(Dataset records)
□ □ □ □

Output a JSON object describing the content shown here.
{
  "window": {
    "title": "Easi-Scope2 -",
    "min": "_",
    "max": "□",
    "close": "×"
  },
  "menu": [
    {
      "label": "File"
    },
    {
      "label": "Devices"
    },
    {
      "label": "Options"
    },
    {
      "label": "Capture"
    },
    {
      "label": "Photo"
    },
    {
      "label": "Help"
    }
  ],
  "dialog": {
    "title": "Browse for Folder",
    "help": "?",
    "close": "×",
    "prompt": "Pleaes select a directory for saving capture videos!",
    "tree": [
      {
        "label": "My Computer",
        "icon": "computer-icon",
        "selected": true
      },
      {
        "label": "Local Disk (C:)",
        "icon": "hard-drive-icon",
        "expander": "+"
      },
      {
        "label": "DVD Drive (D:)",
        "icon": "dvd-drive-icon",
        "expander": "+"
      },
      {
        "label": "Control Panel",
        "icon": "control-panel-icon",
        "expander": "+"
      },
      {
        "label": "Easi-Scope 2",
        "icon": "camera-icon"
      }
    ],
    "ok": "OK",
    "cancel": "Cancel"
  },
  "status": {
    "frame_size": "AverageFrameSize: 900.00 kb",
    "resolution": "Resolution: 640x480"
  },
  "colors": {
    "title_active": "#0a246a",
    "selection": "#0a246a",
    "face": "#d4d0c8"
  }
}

□ □ □ □

## Directions for this task
Report how many lines contain "Easi". Give nothing but the number.

## Result
2